* _Page text_
-----

  3. LOVE this thought process. I right there with you that the banks will try to get you much more house that you can likely comfortably afford. I personally think it's crazy to be throwing 33% of your income into your house, unless you have an incredibly high income. Our other goals are far too important and we would definitely be doing something similar to you in terms of price range.

  4. Student Debt SurvivorJuly 11, 2013 at 10:28 PM

    When we bought our condo they approved us for far more than we'd ever spend (a scary large sum of money). Thankfully we have common sense and realized we'd like to continue doing things like, well, eating and clothing our bodies. We also didn't want to have to give us on the little lifestyle things that we enjoy. In a few years we'll probably be able to afford the bigger single family place in the suburbs, but for now we're happy with our little city dwelling.

  5. My Shiny PenniesJuly 13, 2013 at 5:52 PM

    When I applied for a mortgage a little over a year ago, I was surprised by how conservative the numbers were. I think it may be because I didn't have a co-applicant. I determined the mortgage affordability based on my net pay rather than gross because like you said, there are are variables that determine how much a person actually takes home. The shrubs in that first house are...interesting. I wonder what the homeowners are thinking, lol.
-----
* _Material shown_
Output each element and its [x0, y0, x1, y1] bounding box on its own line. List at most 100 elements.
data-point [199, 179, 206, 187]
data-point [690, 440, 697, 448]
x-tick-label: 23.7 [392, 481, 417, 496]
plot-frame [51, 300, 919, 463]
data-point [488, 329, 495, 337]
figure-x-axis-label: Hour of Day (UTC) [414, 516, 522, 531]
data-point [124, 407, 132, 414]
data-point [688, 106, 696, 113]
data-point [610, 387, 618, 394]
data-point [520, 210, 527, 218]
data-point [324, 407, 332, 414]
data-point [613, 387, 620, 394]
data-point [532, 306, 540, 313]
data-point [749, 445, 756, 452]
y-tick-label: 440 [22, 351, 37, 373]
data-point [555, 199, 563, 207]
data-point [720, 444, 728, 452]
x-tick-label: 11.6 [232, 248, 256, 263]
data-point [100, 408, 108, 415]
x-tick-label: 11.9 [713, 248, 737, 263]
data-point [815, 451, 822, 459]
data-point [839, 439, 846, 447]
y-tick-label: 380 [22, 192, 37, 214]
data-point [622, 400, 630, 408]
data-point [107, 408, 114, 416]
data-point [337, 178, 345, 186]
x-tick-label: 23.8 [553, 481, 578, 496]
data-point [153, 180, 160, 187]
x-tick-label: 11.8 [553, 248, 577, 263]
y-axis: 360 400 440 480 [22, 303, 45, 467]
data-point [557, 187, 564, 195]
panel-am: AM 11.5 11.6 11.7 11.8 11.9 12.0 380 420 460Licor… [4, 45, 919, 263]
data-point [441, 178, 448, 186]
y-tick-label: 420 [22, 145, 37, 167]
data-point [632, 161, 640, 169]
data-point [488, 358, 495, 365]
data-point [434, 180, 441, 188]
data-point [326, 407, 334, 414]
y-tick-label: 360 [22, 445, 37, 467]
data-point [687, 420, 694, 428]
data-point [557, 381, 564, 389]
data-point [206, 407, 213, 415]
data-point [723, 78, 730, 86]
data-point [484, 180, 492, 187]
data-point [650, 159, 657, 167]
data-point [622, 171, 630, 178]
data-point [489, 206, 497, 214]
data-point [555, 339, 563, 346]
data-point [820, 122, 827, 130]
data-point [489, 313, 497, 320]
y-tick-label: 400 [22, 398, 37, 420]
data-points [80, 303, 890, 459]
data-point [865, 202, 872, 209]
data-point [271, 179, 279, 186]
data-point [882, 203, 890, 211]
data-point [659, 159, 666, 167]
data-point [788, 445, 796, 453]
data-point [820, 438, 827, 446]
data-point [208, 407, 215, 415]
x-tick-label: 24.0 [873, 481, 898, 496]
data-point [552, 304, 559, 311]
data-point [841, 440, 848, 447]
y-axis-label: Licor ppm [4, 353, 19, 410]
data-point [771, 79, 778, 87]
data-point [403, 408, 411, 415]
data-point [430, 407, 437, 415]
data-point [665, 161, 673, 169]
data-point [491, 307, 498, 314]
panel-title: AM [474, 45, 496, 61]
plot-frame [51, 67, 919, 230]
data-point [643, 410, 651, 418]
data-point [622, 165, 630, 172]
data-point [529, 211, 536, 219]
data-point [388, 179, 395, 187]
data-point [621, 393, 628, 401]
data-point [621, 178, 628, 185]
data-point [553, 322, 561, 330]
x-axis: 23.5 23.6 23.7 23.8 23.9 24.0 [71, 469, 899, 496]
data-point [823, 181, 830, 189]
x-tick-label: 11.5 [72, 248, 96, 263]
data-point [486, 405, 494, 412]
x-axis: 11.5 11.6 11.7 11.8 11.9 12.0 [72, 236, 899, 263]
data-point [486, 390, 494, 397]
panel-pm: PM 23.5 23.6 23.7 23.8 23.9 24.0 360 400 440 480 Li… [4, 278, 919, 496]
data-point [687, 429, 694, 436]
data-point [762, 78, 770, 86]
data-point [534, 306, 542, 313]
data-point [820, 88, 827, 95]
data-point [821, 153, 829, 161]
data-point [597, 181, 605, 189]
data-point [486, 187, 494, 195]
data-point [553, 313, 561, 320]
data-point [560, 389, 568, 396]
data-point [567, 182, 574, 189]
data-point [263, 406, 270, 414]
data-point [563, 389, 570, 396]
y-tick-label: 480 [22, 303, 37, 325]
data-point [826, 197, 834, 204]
-----
* _Assignment_
Rewrite the stretch of the home-buying comments from "5. My Shiny" through "are thinking, lol.", putting "home loan" in place of "mortgage". The entries are separate material, unrelated to the home-buying comments.

* _Solved exercise_
5. My Shiny PenniesJuly 13, 2013 at 5:52 PM

    When I applied for a home loan a little over a year ago, I was surprised by how conservative the numbers were. I think it may be because I didn't have a co-applicant. I determined the home loan affordability based on my net pay rather than gross because like you said, there are are variables that determine how much a person actually takes home. The shrubs in that first house are...interesting. I wonder what the homeowners are thinking, lol.